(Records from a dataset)
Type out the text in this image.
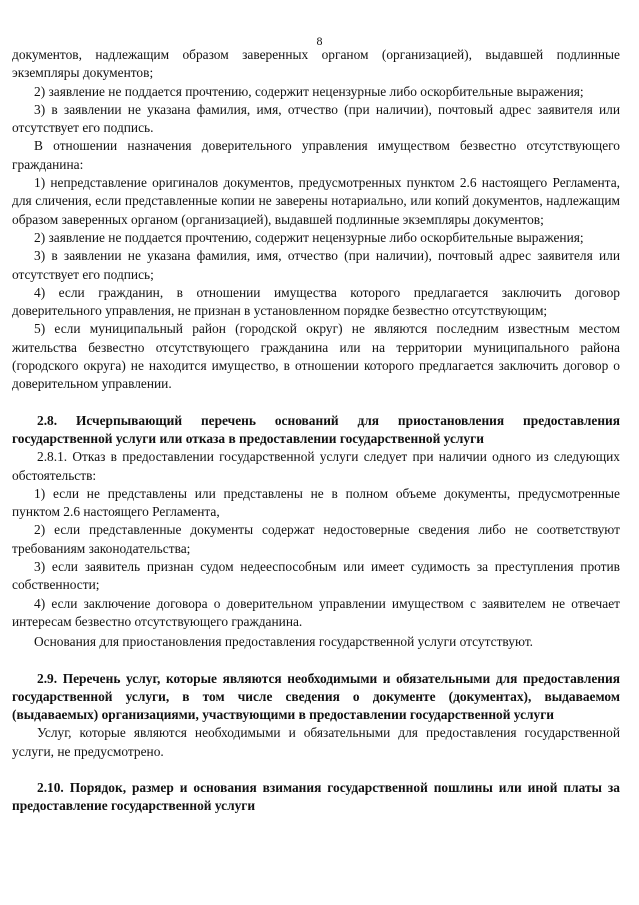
8

документов, надлежащим образом заверенных органом (организацией), выдавшей подлинные экземпляры документов;

2) заявление не поддается прочтению, содержит нецензурные либо оскорбительные выражения;

3) в заявлении не указана фамилия, имя, отчество (при наличии), почтовый адрес заявителя или отсутствует его подпись.

В отношении назначения доверительного управления имуществом безвестно отсутствующего гражданина:

1) непредставление оригиналов документов, предусмотренных пунктом 2.6 настоящего Регламента, для сличения, если представленные копии не заверены нотариально, или копий документов, надлежащим образом заверенных органом (организацией), выдавшей подлинные экземпляры документов;

2) заявление не поддается прочтению, содержит нецензурные либо оскорбительные выражения;

3) в заявлении не указана фамилия, имя, отчество (при наличии), почтовый адрес заявителя или отсутствует его подпись;

4) если гражданин, в отношении имущества которого предлагается заключить договор доверительного управления, не признан в установленном порядке безвестно отсутствующим;

5) если муниципальный район (городской округ) не являются последним известным местом жительства безвестно отсутствующего гражданина или на территории муниципального района (городского округа) не находится имущество, в отношении которого предлагается заключить договор о доверительном управлении.

2.8. Исчерпывающий перечень оснований для приостановления предоставления государственной услуги или отказа в предоставлении государственной услуги

2.8.1. Отказ в предоставлении государственной услуги следует при наличии одного из следующих обстоятельств:

1) если не представлены или представлены не в полном объеме документы, предусмотренные пунктом 2.6 настоящего Регламента,

2) если представленные документы содержат недостоверные сведения либо не соответствуют требованиям законодательства;

3) если заявитель признан судом недееспособным или имеет судимость за преступления против собственности;

4) если заключение договора о доверительном управлении имуществом с заявителем не отвечает интересам безвестно отсутствующего гражданина.

Основания для приостановления предоставления государственной услуги отсутствуют.

2.9. Перечень услуг, которые являются необходимыми и обязательными для предоставления государственной услуги, в том числе сведения о документе (документах), выдаваемом (выдаваемых) организациями, участвующими в предоставлении государственной услуги

Услуг, которые являются необходимыми и обязательными для предоставления государственной услуги, не предусмотрено.

2.10. Порядок, размер и основания взимания государственной пошлины или иной платы за предоставление государственной услуги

= Written exercise =
Copy each line above that contains the word "указана".

= Completed exercise =
3) в заявлении не указана фамилия, имя, отчество (при наличии), почтовый адрес заявителя или отсутствует его подпись.
3) в заявлении не указана фамилия, имя, отчество (при наличии), почтовый адрес заявителя или отсутствует его подпись;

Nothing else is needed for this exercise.